SUPPLIED MATERIAL:
--

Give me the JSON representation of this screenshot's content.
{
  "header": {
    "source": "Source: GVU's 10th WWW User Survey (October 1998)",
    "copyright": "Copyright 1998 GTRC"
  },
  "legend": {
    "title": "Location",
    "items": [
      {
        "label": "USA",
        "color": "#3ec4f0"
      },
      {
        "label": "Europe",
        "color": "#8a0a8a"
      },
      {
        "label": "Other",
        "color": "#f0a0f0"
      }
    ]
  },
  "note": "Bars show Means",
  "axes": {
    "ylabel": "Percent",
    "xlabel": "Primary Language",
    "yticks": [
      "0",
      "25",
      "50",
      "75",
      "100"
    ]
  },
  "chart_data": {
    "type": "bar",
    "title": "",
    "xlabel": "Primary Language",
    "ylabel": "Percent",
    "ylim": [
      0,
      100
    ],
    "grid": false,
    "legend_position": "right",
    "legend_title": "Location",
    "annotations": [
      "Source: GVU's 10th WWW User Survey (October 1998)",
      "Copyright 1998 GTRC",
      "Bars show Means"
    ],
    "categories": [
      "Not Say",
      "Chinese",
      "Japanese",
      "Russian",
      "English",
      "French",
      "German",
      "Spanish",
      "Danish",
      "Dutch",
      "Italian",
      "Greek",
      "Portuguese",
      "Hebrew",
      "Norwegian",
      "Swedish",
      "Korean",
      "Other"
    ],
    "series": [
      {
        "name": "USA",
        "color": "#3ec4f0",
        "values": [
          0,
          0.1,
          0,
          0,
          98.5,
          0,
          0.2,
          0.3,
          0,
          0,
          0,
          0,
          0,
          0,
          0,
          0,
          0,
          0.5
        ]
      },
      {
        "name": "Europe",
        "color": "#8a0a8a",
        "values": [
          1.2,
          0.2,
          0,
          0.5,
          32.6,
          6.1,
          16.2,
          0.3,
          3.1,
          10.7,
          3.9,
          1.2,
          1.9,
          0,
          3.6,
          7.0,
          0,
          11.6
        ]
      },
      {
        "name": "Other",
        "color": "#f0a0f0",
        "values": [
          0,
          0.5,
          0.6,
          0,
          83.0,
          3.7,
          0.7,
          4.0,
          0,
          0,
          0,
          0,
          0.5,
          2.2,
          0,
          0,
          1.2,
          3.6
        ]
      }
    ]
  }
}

--

TASK DIRECTIONS:
Extract each entry in full, exactly as given.

FINISHED EXERCISE:
Give me the JSON representation of this screenshot's content.
{
  "header": {
    "source": "Source: GVU's 10th WWW User Survey (October 1998)",
    "copyright": "Copyright 1998 GTRC"
  },
  "legend": {
    "title": "Location",
    "items": [
      {
        "label": "USA",
        "color": "#3ec4f0"
      },
      {
        "label": "Europe",
        "color": "#8a0a8a"
      },
      {
        "label": "Other",
        "color": "#f0a0f0"
      }
    ]
  },
  "note": "Bars show Means",
  "axes": {
    "ylabel": "Percent",
    "xlabel": "Primary Language",
    "yticks": [
      "0",
      "25",
      "50",
      "75",
      "100"
    ]
  },
  "chart_data": {
    "type": "bar",
    "title": "",
    "xlabel": "Primary Language",
    "ylabel": "Percent",
    "ylim": [
      0,
      100
    ],
    "grid": false,
    "legend_position": "right",
    "legend_title": "Location",
    "annotations": [
      "Source: GVU's 10th WWW User Survey (October 1998)",
      "Copyright 1998 GTRC",
      "Bars show Means"
    ],
    "categories": [
      "Not Say",
      "Chinese",
      "Japanese",
      "Russian",
      "English",
      "French",
      "German",
      "Spanish",
      "Danish",
      "Dutch",
      "Italian",
      "Greek",
      "Portuguese",
      "Hebrew",
      "Norwegian",
      "Swedish",
      "Korean",
      "Other"
    ],
    "series": [
      {
        "name": "USA",
        "color": "#3ec4f0",
        "values": [
          0,
          0.1,
          0,
          0,
          98.5,
          0,
          0.2,
          0.3,
          0,
          0,
          0,
          0,
          0,
          0,
          0,
          0,
          0,
          0.5
        ]
      },
      {
        "name": "Europe",
        "color": "#8a0a8a",
        "values": [
          1.2,
          0.2,
          0,
          0.5,
          32.6,
          6.1,
          16.2,
          0.3,
          3.1,
          10.7,
          3.9,
          1.2,
          1.9,
          0,
          3.6,
          7.0,
          0,
          11.6
        ]
      },
      {
        "name": "Other",
        "color": "#f0a0f0",
        "values": [
          0,
          0.5,
          0.6,
          0,
          83.0,
          3.7,
          0.7,
          4.0,
          0,
          0,
          0,
          0,
          0.5,
          2.2,
          0,
          0,
          1.2,
          3.6
        ]
      }
    ]
  }
}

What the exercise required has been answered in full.